**Given text**
Paper ID: 982
Title: Action from Still Image Dataset and Inverse Optimal Control to Learn Task Specific Visual Scanpaths
Reviews

Submitted by Assigned_Reviewer_5

Q1: Comments to author(s). First provide a summary of the paper, and then address the following criteria: Quality, clarity, originality and significance. (For detailed reviewing guidelines, see http://nips.cc/PaperInformation/ReviewerInstructions)
This paper makes several contributions along the lines of capturing human eye movements. Firstly, they propose a new large-scale dataset containing more than 1 million eyetracking annotations on the PASCAL VOC 2012 Action dataset in a task dependent manner. In addition, they present models for the automatic discovery of areas of interest and infer spatial support from images. These areas of interest are used for consistency analysis between the different annotators, showing a clear effect of the task-specific instructions provided. Furthermore, the authors propose a novel prediction model for dynamic eye movements based on inverse reinforcement learning. The proposed model leverages the large amount of training data and outperforms existing state-of-the-art approaches significantly.

Overall, the paper is well written and deals with an increasingly relevant problem of tracking eye movements and applying them to a variety of tasks. The dataset provided is extremely large compared to existing datasets and will provide a useful benchmark/tool for the community. In addition the proposed experiments clearly validate the claim that the eye movements are task dependent.

It would be interesting to extend this work for action recognition in a similar setting as [Z1] for example but of course it is not possible given the space constraints.

**Recorded data**
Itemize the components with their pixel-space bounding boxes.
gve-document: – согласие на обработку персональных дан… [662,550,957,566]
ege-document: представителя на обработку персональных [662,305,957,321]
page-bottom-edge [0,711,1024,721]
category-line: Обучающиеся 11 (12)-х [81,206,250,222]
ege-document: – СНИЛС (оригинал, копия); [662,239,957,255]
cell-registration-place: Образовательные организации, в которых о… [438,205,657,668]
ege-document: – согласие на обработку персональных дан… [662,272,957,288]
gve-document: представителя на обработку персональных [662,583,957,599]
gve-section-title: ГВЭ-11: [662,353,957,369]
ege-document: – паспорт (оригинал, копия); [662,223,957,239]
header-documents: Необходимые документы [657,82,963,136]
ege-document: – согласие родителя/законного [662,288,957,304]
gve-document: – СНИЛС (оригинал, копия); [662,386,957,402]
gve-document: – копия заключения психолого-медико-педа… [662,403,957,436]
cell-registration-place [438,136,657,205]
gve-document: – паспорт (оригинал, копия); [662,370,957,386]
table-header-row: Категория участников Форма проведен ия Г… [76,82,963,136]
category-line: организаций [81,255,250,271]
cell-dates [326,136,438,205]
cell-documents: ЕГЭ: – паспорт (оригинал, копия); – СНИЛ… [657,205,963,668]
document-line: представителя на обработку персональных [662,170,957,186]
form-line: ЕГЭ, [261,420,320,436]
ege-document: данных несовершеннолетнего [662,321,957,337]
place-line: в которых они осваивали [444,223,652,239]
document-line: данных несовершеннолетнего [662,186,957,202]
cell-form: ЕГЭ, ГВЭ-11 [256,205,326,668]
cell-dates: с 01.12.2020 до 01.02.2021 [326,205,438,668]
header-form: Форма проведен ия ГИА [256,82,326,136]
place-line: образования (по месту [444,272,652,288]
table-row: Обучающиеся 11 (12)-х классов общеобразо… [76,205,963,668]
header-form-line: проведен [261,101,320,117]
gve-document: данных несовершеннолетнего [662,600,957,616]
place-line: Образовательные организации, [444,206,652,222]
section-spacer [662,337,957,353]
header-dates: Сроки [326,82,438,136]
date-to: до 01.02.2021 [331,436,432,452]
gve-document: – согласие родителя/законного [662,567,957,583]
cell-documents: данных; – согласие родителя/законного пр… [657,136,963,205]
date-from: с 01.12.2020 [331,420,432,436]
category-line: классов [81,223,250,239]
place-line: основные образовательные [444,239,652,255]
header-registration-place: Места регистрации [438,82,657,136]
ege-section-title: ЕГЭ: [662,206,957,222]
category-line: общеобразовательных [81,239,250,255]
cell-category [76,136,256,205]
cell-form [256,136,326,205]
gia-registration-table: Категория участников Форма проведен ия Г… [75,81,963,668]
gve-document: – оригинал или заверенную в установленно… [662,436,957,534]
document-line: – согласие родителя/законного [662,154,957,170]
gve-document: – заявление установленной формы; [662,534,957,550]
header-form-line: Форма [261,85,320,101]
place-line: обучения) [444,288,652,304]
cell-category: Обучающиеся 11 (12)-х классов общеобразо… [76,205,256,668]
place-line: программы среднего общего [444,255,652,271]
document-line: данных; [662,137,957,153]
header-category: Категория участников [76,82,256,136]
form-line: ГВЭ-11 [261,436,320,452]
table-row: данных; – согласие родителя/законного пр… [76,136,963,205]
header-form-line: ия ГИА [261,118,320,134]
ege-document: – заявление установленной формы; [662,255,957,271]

**Problems to solve**
- a) According to the review, on which dataset were the new eyetracking annotations collected?
- b) Translate this sentence from the review into Spanish: "The dataset provided is extremely large compared to existing datasets and will provide a useful benchmark/tool for the community."
- c) Please write out everything in the review from "Overall, the paper" down to "are task dependent.".

**Results by task**
- a) The PASCAL VOC 2012 Action dataset.

- b) El conjunto de datos proporcionado es extremadamente grande en comparación con los conjuntos de datos existentes y proporcionará un punto de referencia/herramienta útil para la comunidad.

- c)
Overall, the paper is well written and deals with an increasingly relevant problem of tracking eye movements and applying them to a variety of tasks. The dataset provided is extremely large compared to existing datasets and will provide a useful benchmark/tool for the community. In addition the proposed experiments clearly validate the claim that the eye movements are task dependent.